- Stored entries
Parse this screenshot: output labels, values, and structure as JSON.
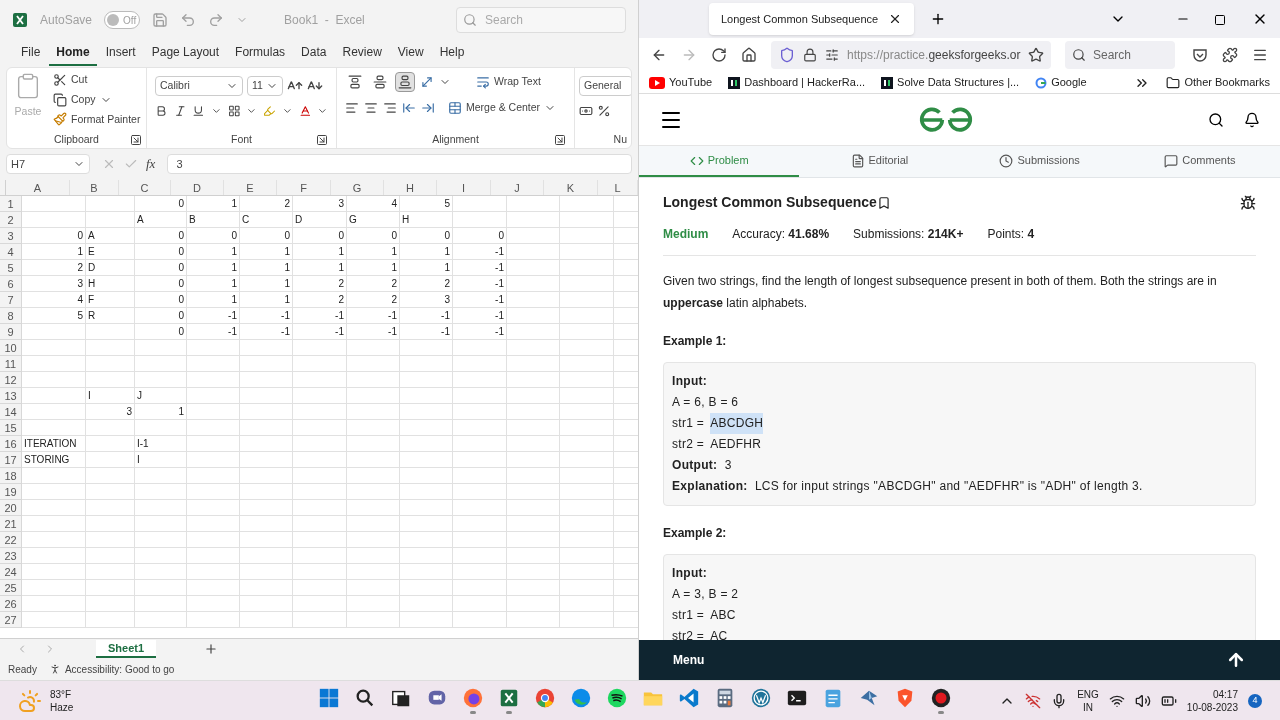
{
  "excel": {
    "title_bar": {
      "autosave_label": "AutoSave",
      "autosave_toggle": {
        "label": "Off",
        "on": false
      },
      "document_title": "Book1  -  Excel",
      "search": {
        "placeholder": "Search"
      }
    },
    "ribbon_tabs": [
      {
        "label": "File",
        "selected": false
      },
      {
        "label": "Home",
        "selected": true
      },
      {
        "label": "Insert",
        "selected": false
      },
      {
        "label": "Page Layout",
        "selected": false
      },
      {
        "label": "Formulas",
        "selected": false
      },
      {
        "label": "Data",
        "selected": false
      },
      {
        "label": "Review",
        "selected": false
      },
      {
        "label": "View",
        "selected": false
      },
      {
        "label": "Help",
        "selected": false
      }
    ],
    "ribbon": {
      "clipboard": {
        "paste": {
          "label": "Paste",
          "disabled": true
        },
        "cut": "Cut",
        "copy": "Copy",
        "format_painter": "Format Painter",
        "group_label": "Clipboard"
      },
      "font": {
        "family": "Calibri",
        "size": "11",
        "group_label": "Font"
      },
      "alignment": {
        "vertical": [
          {
            "kind": "top",
            "selected": false
          },
          {
            "kind": "middle",
            "selected": false
          },
          {
            "kind": "bottom",
            "selected": true
          }
        ],
        "wrap_text": "Wrap Text",
        "merge_center": "Merge & Center",
        "group_label": "Alignment"
      },
      "number": {
        "format": "General",
        "group_label": "Nu"
      }
    },
    "formula_bar": {
      "name_box": "H7",
      "function_label": "fx",
      "formula": "3"
    },
    "columns": [
      "A",
      "B",
      "C",
      "D",
      "E",
      "F",
      "G",
      "H",
      "I",
      "J",
      "K",
      "L"
    ],
    "rows": [
      {
        "row": "1",
        "cells": [
          null,
          null,
          {
            "text": "0",
            "kind": "number"
          },
          {
            "text": "1",
            "kind": "number"
          },
          {
            "text": "2",
            "kind": "number"
          },
          {
            "text": "3",
            "kind": "number"
          },
          {
            "text": "4",
            "kind": "number"
          },
          {
            "text": "5",
            "kind": "number"
          }
        ]
      },
      {
        "row": "2",
        "cells": [
          null,
          null,
          {
            "text": "A",
            "kind": "text"
          },
          {
            "text": "B",
            "kind": "text"
          },
          {
            "text": "C",
            "kind": "text"
          },
          {
            "text": "D",
            "kind": "text"
          },
          {
            "text": "G",
            "kind": "text"
          },
          {
            "text": "H",
            "kind": "text"
          }
        ]
      },
      {
        "row": "3",
        "cells": [
          {
            "text": "0",
            "kind": "number"
          },
          {
            "text": "A",
            "kind": "text"
          },
          {
            "text": "0",
            "kind": "number"
          },
          {
            "text": "0",
            "kind": "number"
          },
          {
            "text": "0",
            "kind": "number"
          },
          {
            "text": "0",
            "kind": "number"
          },
          {
            "text": "0",
            "kind": "number"
          },
          {
            "text": "0",
            "kind": "number"
          },
          {
            "text": "0",
            "kind": "number"
          }
        ]
      },
      {
        "row": "4",
        "cells": [
          {
            "text": "1",
            "kind": "number"
          },
          {
            "text": "E",
            "kind": "text"
          },
          {
            "text": "0",
            "kind": "number"
          },
          {
            "text": "1",
            "kind": "number"
          },
          {
            "text": "1",
            "kind": "number"
          },
          {
            "text": "1",
            "kind": "number"
          },
          {
            "text": "1",
            "kind": "number"
          },
          {
            "text": "1",
            "kind": "number"
          },
          {
            "text": "-1",
            "kind": "number"
          }
        ]
      },
      {
        "row": "5",
        "cells": [
          {
            "text": "2",
            "kind": "number"
          },
          {
            "text": "D",
            "kind": "text"
          },
          {
            "text": "0",
            "kind": "number"
          },
          {
            "text": "1",
            "kind": "number"
          },
          {
            "text": "1",
            "kind": "number"
          },
          {
            "text": "1",
            "kind": "number"
          },
          {
            "text": "1",
            "kind": "number"
          },
          {
            "text": "1",
            "kind": "number"
          },
          {
            "text": "-1",
            "kind": "number"
          }
        ]
      },
      {
        "row": "6",
        "cells": [
          {
            "text": "3",
            "kind": "number"
          },
          {
            "text": "H",
            "kind": "text"
          },
          {
            "text": "0",
            "kind": "number"
          },
          {
            "text": "1",
            "kind": "number"
          },
          {
            "text": "1",
            "kind": "number"
          },
          {
            "text": "2",
            "kind": "number"
          },
          {
            "text": "2",
            "kind": "number"
          },
          {
            "text": "2",
            "kind": "number"
          },
          {
            "text": "-1",
            "kind": "number"
          }
        ]
      },
      {
        "row": "7",
        "cells": [
          {
            "text": "4",
            "kind": "number"
          },
          {
            "text": "F",
            "kind": "text"
          },
          {
            "text": "0",
            "kind": "number"
          },
          {
            "text": "1",
            "kind": "number"
          },
          {
            "text": "1",
            "kind": "number"
          },
          {
            "text": "2",
            "kind": "number"
          },
          {
            "text": "2",
            "kind": "number"
          },
          {
            "text": "3",
            "kind": "number"
          },
          {
            "text": "-1",
            "kind": "number"
          }
        ]
      },
      {
        "row": "8",
        "cells": [
          {
            "text": "5",
            "kind": "number"
          },
          {
            "text": "R",
            "kind": "text"
          },
          {
            "text": "0",
            "kind": "number"
          },
          {
            "text": "-1",
            "kind": "number"
          },
          {
            "text": "-1",
            "kind": "number"
          },
          {
            "text": "-1",
            "kind": "number"
          },
          {
            "text": "-1",
            "kind": "number"
          },
          {
            "text": "-1",
            "kind": "number"
          },
          {
            "text": "-1",
            "kind": "number"
          }
        ]
      },
      {
        "row": "9",
        "cells": [
          null,
          null,
          {
            "text": "0",
            "kind": "number"
          },
          {
            "text": "-1",
            "kind": "number"
          },
          {
            "text": "-1",
            "kind": "number"
          },
          {
            "text": "-1",
            "kind": "number"
          },
          {
            "text": "-1",
            "kind": "number"
          },
          {
            "text": "-1",
            "kind": "number"
          },
          {
            "text": "-1",
            "kind": "number"
          }
        ]
      },
      {
        "row": "10"
      },
      {
        "row": "11"
      },
      {
        "row": "12"
      },
      {
        "row": "13",
        "cells": [
          null,
          {
            "text": "I",
            "kind": "text"
          },
          {
            "text": "J",
            "kind": "text"
          }
        ]
      },
      {
        "row": "14",
        "cells": [
          null,
          {
            "text": "3",
            "kind": "number"
          },
          {
            "text": "1",
            "kind": "number"
          }
        ]
      },
      {
        "row": "15"
      },
      {
        "row": "16",
        "cells": [
          {
            "text": "ITERATION",
            "kind": "text"
          },
          null,
          {
            "text": "I-1",
            "kind": "text"
          }
        ]
      },
      {
        "row": "17",
        "cells": [
          {
            "text": "STORING",
            "kind": "text"
          },
          null,
          {
            "text": "I",
            "kind": "text"
          }
        ]
      },
      {
        "row": "18"
      },
      {
        "row": "19"
      },
      {
        "row": "20"
      },
      {
        "row": "21"
      },
      {
        "row": "22"
      },
      {
        "row": "23"
      },
      {
        "row": "24"
      },
      {
        "row": "25"
      },
      {
        "row": "26"
      },
      {
        "row": "27"
      }
    ],
    "sheet_tabs": [
      {
        "label": "Sheet1",
        "selected": true
      }
    ],
    "status_bar": {
      "mode": "Ready",
      "accessibility": "Accessibility: Good to go"
    }
  },
  "browser": {
    "tab": {
      "title": "Longest Common Subsequence"
    },
    "navigation": {
      "back_disabled": false,
      "forward_disabled": true
    },
    "address": {
      "scheme": "https://practice.",
      "domain": "geeksforgeeks.or"
    },
    "search": {
      "placeholder": "Search"
    },
    "bookmarks": [
      {
        "kind": "video",
        "label": "YouTube"
      },
      {
        "kind": "dark",
        "label": "Dashboard | HackerRa..."
      },
      {
        "kind": "dark",
        "label": "Solve Data Structures |..."
      },
      {
        "kind": "letter",
        "label": "Google"
      }
    ],
    "other_bookmarks": "Other Bookmarks"
  },
  "page": {
    "tabs": [
      {
        "kind": "code",
        "label": "Problem",
        "selected": true
      },
      {
        "kind": "document",
        "label": "Editorial",
        "selected": false
      },
      {
        "kind": "clock",
        "label": "Submissions",
        "selected": false
      },
      {
        "kind": "comment",
        "label": "Comments",
        "selected": false
      }
    ],
    "title": "Longest Common Subsequence",
    "difficulty": "Medium",
    "stats": [
      "Accuracy: **41.68%**",
      "Submissions: **214K+**",
      "Points: **4**"
    ],
    "description": "Given two strings, find the length of longest subsequence present in both of them. Both the strings are in **uppercase** latin alphabets.",
    "examples": [
      {
        "heading": "Example 1:",
        "lines": [
          {
            "kind": "text",
            "text": "**Input:**"
          },
          {
            "kind": "text",
            "text": "A = 6, B = 6"
          },
          {
            "kind": "assign",
            "name": "str1 =",
            "value": "ABCDGH",
            "highlighted": true
          },
          {
            "kind": "assign",
            "name": "str2 =",
            "value": "AEDFHR",
            "highlighted": false
          },
          {
            "kind": "text",
            "text": "**Output:**  3"
          },
          {
            "kind": "text",
            "text": "**Explanation:**  LCS for input strings \"ABCDGH\" and \"AEDFHR\" is \"ADH\" of length 3."
          }
        ]
      },
      {
        "heading": "Example 2:",
        "lines": [
          {
            "kind": "text",
            "text": "**Input:**"
          },
          {
            "kind": "text",
            "text": "A = 3, B = 2"
          },
          {
            "kind": "assign",
            "name": "str1 =",
            "value": "ABC",
            "highlighted": false
          },
          {
            "kind": "assign",
            "name": "str2 =",
            "value": "AC",
            "highlighted": false
          }
        ]
      }
    ],
    "menu_bar": {
      "label": "Menu"
    }
  },
  "taskbar": {
    "weather": {
      "temperature": "83°F",
      "condition": "Haze"
    },
    "apps": [
      {
        "kind": "windows",
        "running": false
      },
      {
        "kind": "search",
        "running": false
      },
      {
        "kind": "taskview",
        "running": false
      },
      {
        "kind": "chat",
        "running": false
      },
      {
        "kind": "firefox",
        "running": true
      },
      {
        "kind": "excel",
        "running": true
      },
      {
        "kind": "chrome",
        "running": false
      },
      {
        "kind": "edge",
        "running": false
      },
      {
        "kind": "music",
        "running": false
      },
      {
        "kind": "folder",
        "running": false
      },
      {
        "kind": "code",
        "running": false
      },
      {
        "kind": "calculator",
        "running": false
      },
      {
        "kind": "web",
        "running": false
      },
      {
        "kind": "terminal",
        "running": false
      },
      {
        "kind": "notepad",
        "running": false
      },
      {
        "kind": "bird",
        "running": false
      },
      {
        "kind": "shield",
        "running": false
      },
      {
        "kind": "record",
        "running": true
      }
    ],
    "tray": {
      "language": "ENG",
      "region": "IN",
      "time": "04:17",
      "date": "10-08-2023",
      "notifications": "4"
    }
  }
}
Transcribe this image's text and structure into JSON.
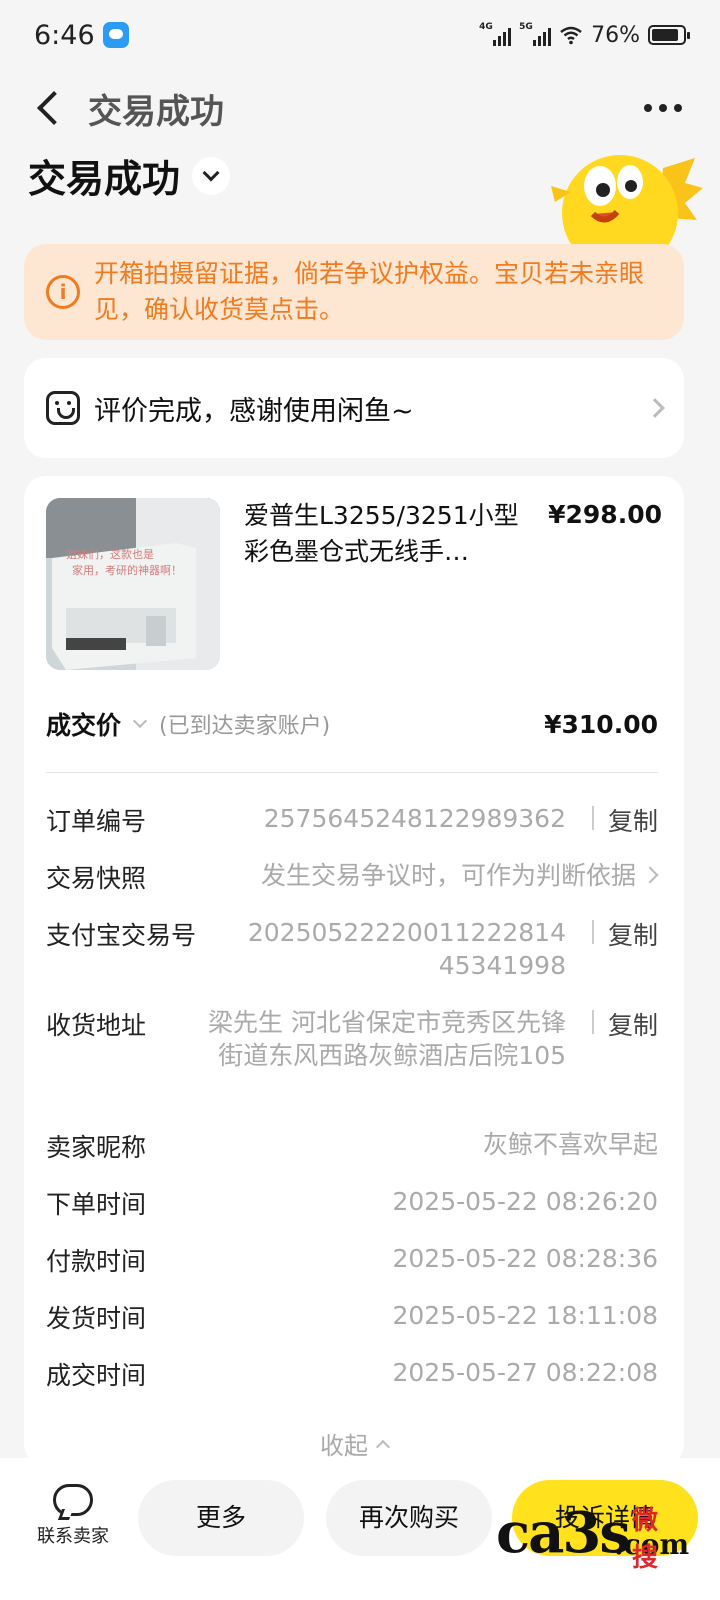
{
  "status_bar": {
    "time": "6:46",
    "battery": "76%",
    "sim1": "4G",
    "sim2": "5G"
  },
  "nav": {
    "title": "交易成功"
  },
  "header": {
    "status_title": "交易成功"
  },
  "warning": {
    "text": "开箱拍摄留证据，倘若争议护权益。宝贝若未亲眼见，确认收货莫点击。"
  },
  "review": {
    "text": "评价完成，感谢使用闲鱼~"
  },
  "product": {
    "name": "爱普生L3255/3251小型彩色墨仓式无线手…",
    "price": "¥298.00",
    "image_caption": "姐妹们，这款也是家用，考研的神器啊！"
  },
  "deal": {
    "label": "成交价",
    "note": "(已到达卖家账户)",
    "price": "¥310.00"
  },
  "info": {
    "order_no": {
      "label": "订单编号",
      "value": "2575645248122989362",
      "action": "复制"
    },
    "snapshot": {
      "label": "交易快照",
      "value": "发生交易争议时，可作为判断依据"
    },
    "alipay_no": {
      "label": "支付宝交易号",
      "value": "2025052222001122281445341998",
      "action": "复制"
    },
    "address": {
      "label": "收货地址",
      "value": "梁先生 河北省保定市竞秀区先锋街道东风西路灰鲸酒店后院105",
      "action": "复制"
    },
    "seller": {
      "label": "卖家昵称",
      "value": "灰鲸不喜欢早起"
    },
    "order_time": {
      "label": "下单时间",
      "value": "2025-05-22 08:26:20"
    },
    "pay_time": {
      "label": "付款时间",
      "value": "2025-05-22 08:28:36"
    },
    "ship_time": {
      "label": "发货时间",
      "value": "2025-05-22 18:11:08"
    },
    "deal_time": {
      "label": "成交时间",
      "value": "2025-05-27 08:22:08"
    }
  },
  "collapse": {
    "label": "收起"
  },
  "bottom": {
    "contact": "联系卖家",
    "more": "更多",
    "rebuy": "再次购买",
    "complaint": "投诉详情"
  },
  "watermark": {
    "main": "ca3s",
    "dotcom": ".com",
    "red": "微搜"
  },
  "colors": {
    "accent_yellow": "#ffe11e",
    "warning_orange": "#f27a1f",
    "warning_bg": "#fde7d3"
  }
}
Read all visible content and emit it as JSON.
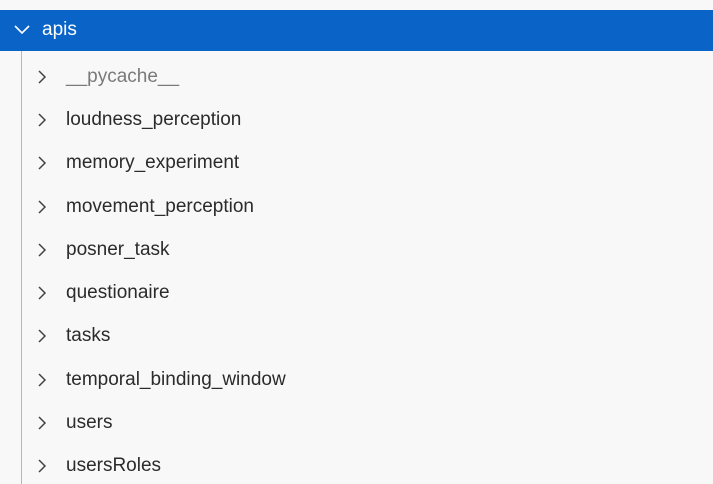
{
  "explorer": {
    "root": {
      "label": "apis",
      "icon": "chevron-down-icon",
      "expanded": true,
      "selected": true
    },
    "children": [
      {
        "label": "__pycache__",
        "icon": "chevron-right-icon",
        "dimmed": true
      },
      {
        "label": "loudness_perception",
        "icon": "chevron-right-icon",
        "dimmed": false
      },
      {
        "label": "memory_experiment",
        "icon": "chevron-right-icon",
        "dimmed": false
      },
      {
        "label": "movement_perception",
        "icon": "chevron-right-icon",
        "dimmed": false
      },
      {
        "label": "posner_task",
        "icon": "chevron-right-icon",
        "dimmed": false
      },
      {
        "label": "questionaire",
        "icon": "chevron-right-icon",
        "dimmed": false
      },
      {
        "label": "tasks",
        "icon": "chevron-right-icon",
        "dimmed": false
      },
      {
        "label": "temporal_binding_window",
        "icon": "chevron-right-icon",
        "dimmed": false
      },
      {
        "label": "users",
        "icon": "chevron-right-icon",
        "dimmed": false
      },
      {
        "label": "usersRoles",
        "icon": "chevron-right-icon",
        "dimmed": false
      }
    ],
    "colors": {
      "selection": "#0a64c8",
      "background": "#f8f8f8",
      "text": "#2b2b2b",
      "dimmed_text": "#7a7a7a",
      "guide": "#b8b8b8"
    }
  }
}
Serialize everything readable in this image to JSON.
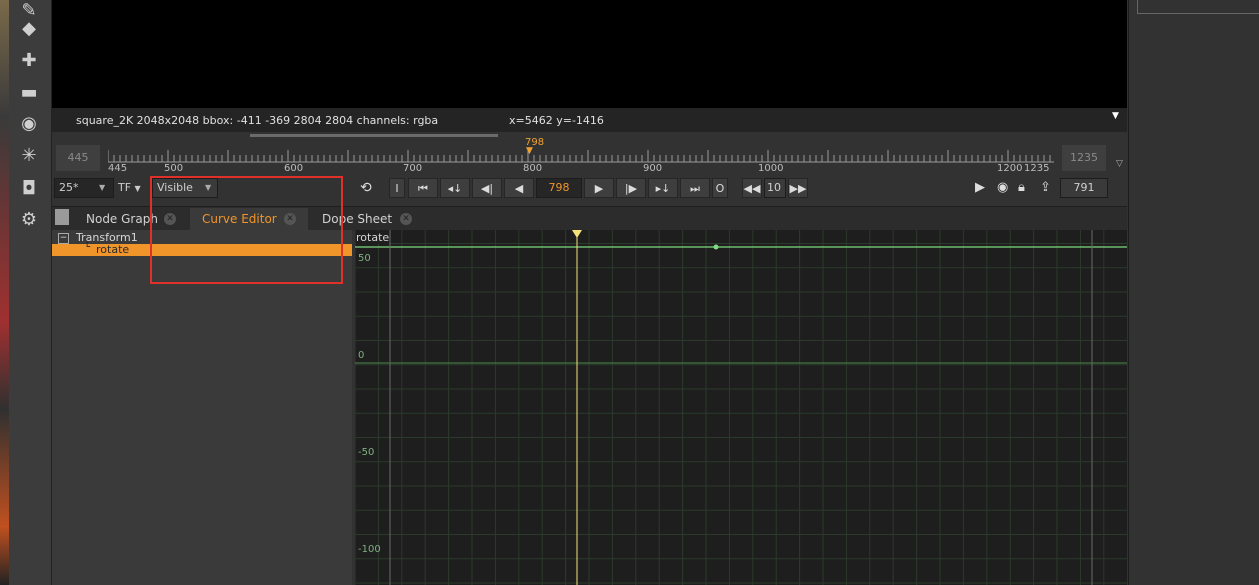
{
  "viewer": {
    "info": "square_2K 2048x2048  bbox: -411 -369 2804 2804 channels: rgba",
    "coords": "x=5462 y=-1416"
  },
  "timeline": {
    "in_frame": "445",
    "out_frame": "1235",
    "current_marker": "798",
    "tick_labels": [
      "445",
      "500",
      "600",
      "700",
      "800",
      "900",
      "1000",
      "1200",
      "1235"
    ]
  },
  "transport": {
    "fps": "25*",
    "tf": "TF",
    "visible": "Visible",
    "current_frame": "798",
    "step": "10",
    "end_frame": "791",
    "i_label": "I",
    "o_label": "O"
  },
  "tabs": [
    {
      "label": "Node Graph"
    },
    {
      "label": "Curve Editor"
    },
    {
      "label": "Dope Sheet"
    }
  ],
  "tree": {
    "node": "Transform1",
    "knob": "rotate"
  },
  "curve": {
    "label": "rotate",
    "y_labels": [
      "50",
      "0",
      "-50",
      "-100"
    ]
  },
  "colors": {
    "accent": "#f0952a",
    "curve": "#7fdc7f",
    "playhead": "#f5e27a"
  }
}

- What you should do
Collect each line containing the string "visible".

- Solution to the exercise
Read all visible content and emit it as JSON.
    "visible": "Visible",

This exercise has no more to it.